## begin EXERCISE MATERIAL
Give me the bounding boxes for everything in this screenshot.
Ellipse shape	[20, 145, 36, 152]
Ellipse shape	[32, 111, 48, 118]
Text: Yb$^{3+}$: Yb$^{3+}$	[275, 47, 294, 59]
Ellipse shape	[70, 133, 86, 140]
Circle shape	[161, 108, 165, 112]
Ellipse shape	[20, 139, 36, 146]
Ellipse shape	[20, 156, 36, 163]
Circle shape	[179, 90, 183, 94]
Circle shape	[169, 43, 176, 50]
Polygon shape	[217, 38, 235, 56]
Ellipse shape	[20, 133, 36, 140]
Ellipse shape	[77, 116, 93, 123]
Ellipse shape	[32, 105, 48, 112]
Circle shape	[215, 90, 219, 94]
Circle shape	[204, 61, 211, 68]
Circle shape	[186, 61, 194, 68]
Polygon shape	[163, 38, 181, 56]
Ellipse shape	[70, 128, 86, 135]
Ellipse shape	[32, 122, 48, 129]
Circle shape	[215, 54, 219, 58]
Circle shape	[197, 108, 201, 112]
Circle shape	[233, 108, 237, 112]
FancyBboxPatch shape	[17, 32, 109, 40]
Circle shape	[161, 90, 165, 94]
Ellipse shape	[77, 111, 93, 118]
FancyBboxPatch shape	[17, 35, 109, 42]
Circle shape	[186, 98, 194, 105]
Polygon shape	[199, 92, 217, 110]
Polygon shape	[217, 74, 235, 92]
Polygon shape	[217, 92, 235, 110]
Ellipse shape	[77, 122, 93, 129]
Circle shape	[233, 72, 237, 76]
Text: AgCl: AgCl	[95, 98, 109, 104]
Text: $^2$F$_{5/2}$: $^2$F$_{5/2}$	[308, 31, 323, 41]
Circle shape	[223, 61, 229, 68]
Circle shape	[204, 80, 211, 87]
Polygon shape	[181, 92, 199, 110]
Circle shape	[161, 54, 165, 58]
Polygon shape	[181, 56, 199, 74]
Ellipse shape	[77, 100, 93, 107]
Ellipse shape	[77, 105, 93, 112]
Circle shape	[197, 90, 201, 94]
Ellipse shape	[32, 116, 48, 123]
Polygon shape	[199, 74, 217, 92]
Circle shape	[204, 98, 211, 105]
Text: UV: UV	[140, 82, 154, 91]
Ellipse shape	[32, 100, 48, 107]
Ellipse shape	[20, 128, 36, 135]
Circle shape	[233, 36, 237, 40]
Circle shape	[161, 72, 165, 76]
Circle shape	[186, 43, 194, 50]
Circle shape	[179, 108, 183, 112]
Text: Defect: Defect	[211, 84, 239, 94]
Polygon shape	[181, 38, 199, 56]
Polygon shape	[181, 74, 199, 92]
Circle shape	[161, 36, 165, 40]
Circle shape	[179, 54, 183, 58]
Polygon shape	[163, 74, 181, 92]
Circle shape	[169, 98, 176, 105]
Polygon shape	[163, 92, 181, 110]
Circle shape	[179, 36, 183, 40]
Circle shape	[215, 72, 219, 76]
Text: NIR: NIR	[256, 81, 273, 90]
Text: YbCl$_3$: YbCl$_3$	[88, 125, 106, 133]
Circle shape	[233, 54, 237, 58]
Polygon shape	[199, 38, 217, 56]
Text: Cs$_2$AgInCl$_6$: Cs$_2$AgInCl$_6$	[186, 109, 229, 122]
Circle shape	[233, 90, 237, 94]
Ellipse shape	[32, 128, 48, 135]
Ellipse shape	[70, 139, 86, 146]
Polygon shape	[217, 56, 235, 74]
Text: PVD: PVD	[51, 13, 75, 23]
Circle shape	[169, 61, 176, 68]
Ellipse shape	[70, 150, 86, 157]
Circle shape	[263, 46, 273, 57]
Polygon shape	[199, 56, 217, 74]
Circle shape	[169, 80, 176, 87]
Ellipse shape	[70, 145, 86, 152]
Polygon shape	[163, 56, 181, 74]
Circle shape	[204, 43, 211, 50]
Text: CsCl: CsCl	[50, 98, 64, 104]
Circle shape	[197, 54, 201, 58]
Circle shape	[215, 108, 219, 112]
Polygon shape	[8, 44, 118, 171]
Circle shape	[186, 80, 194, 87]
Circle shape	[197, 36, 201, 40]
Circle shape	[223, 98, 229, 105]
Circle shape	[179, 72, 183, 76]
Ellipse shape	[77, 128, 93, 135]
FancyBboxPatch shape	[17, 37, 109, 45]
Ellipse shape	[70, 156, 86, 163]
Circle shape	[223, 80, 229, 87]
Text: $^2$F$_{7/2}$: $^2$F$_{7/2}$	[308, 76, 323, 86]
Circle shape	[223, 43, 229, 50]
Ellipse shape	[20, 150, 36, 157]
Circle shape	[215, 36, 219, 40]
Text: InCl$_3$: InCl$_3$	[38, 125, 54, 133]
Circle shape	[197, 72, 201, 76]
## end EXERCISE MATERIAL
Rewrite the lines above, changing every "Ellipse" to "Oval" and leaving everything else as it is.

- _CORRECT RESULT_
Give me the bounding boxes for everything in this screenshot.
Oval shape	[20, 145, 36, 152]
Oval shape	[32, 111, 48, 118]
Text: Yb$^{3+}$: Yb$^{3+}$	[275, 47, 294, 59]
Oval shape	[70, 133, 86, 140]
Circle shape	[161, 108, 165, 112]
Oval shape	[20, 139, 36, 146]
Oval shape	[20, 156, 36, 163]
Circle shape	[179, 90, 183, 94]
Circle shape	[169, 43, 176, 50]
Polygon shape	[217, 38, 235, 56]
Oval shape	[20, 133, 36, 140]
Oval shape	[77, 116, 93, 123]
Oval shape	[32, 105, 48, 112]
Circle shape	[215, 90, 219, 94]
Circle shape	[204, 61, 211, 68]
Circle shape	[186, 61, 194, 68]
Polygon shape	[163, 38, 181, 56]
Oval shape	[70, 128, 86, 135]
Oval shape	[32, 122, 48, 129]
Circle shape	[215, 54, 219, 58]
Circle shape	[197, 108, 201, 112]
Circle shape	[233, 108, 237, 112]
FancyBboxPatch shape	[17, 32, 109, 40]
Circle shape	[161, 90, 165, 94]
Oval shape	[77, 111, 93, 118]
FancyBboxPatch shape	[17, 35, 109, 42]
Circle shape	[186, 98, 194, 105]
Polygon shape	[199, 92, 217, 110]
Polygon shape	[217, 74, 235, 92]
Polygon shape	[217, 92, 235, 110]
Oval shape	[77, 122, 93, 129]
Circle shape	[233, 72, 237, 76]
Text: AgCl: AgCl	[95, 98, 109, 104]
Text: $^2$F$_{5/2}$: $^2$F$_{5/2}$	[308, 31, 323, 41]
Circle shape	[223, 61, 229, 68]
Circle shape	[204, 80, 211, 87]
Polygon shape	[181, 92, 199, 110]
Circle shape	[161, 54, 165, 58]
Polygon shape	[181, 56, 199, 74]
Oval shape	[77, 100, 93, 107]
Oval shape	[77, 105, 93, 112]
Circle shape	[197, 90, 201, 94]
Oval shape	[32, 116, 48, 123]
Polygon shape	[199, 74, 217, 92]
Circle shape	[204, 98, 211, 105]
Text: UV: UV	[140, 82, 154, 91]
Oval shape	[32, 100, 48, 107]
Oval shape	[20, 128, 36, 135]
Circle shape	[233, 36, 237, 40]
Circle shape	[161, 72, 165, 76]
Circle shape	[186, 43, 194, 50]
Circle shape	[179, 108, 183, 112]
Text: Defect: Defect	[211, 84, 239, 94]
Polygon shape	[181, 38, 199, 56]
Polygon shape	[181, 74, 199, 92]
Circle shape	[161, 36, 165, 40]
Circle shape	[179, 54, 183, 58]
Polygon shape	[163, 74, 181, 92]
Circle shape	[169, 98, 176, 105]
Polygon shape	[163, 92, 181, 110]
Circle shape	[179, 36, 183, 40]
Circle shape	[215, 72, 219, 76]
Text: NIR: NIR	[256, 81, 273, 90]
Text: YbCl$_3$: YbCl$_3$	[88, 125, 106, 133]
Circle shape	[233, 54, 237, 58]
Polygon shape	[199, 38, 217, 56]
Text: Cs$_2$AgInCl$_6$: Cs$_2$AgInCl$_6$	[186, 109, 229, 122]
Circle shape	[233, 90, 237, 94]
Oval shape	[32, 128, 48, 135]
Oval shape	[70, 139, 86, 146]
Polygon shape	[217, 56, 235, 74]
Text: PVD: PVD	[51, 13, 75, 23]
Circle shape	[169, 61, 176, 68]
Oval shape	[70, 150, 86, 157]
Circle shape	[263, 46, 273, 57]
Polygon shape	[199, 56, 217, 74]
Circle shape	[169, 80, 176, 87]
Oval shape	[70, 145, 86, 152]
Polygon shape	[163, 56, 181, 74]
Circle shape	[204, 43, 211, 50]
Text: CsCl: CsCl	[50, 98, 64, 104]
Circle shape	[197, 54, 201, 58]
Circle shape	[215, 108, 219, 112]
Polygon shape	[8, 44, 118, 171]
Circle shape	[186, 80, 194, 87]
Circle shape	[197, 36, 201, 40]
Circle shape	[223, 98, 229, 105]
Circle shape	[179, 72, 183, 76]
Oval shape	[77, 128, 93, 135]
FancyBboxPatch shape	[17, 37, 109, 45]
Oval shape	[70, 156, 86, 163]
Circle shape	[223, 80, 229, 87]
Text: $^2$F$_{7/2}$: $^2$F$_{7/2}$	[308, 76, 323, 86]
Circle shape	[223, 43, 229, 50]
Oval shape	[20, 150, 36, 157]
Circle shape	[215, 36, 219, 40]
Text: InCl$_3$: InCl$_3$	[38, 125, 54, 133]
Circle shape	[197, 72, 201, 76]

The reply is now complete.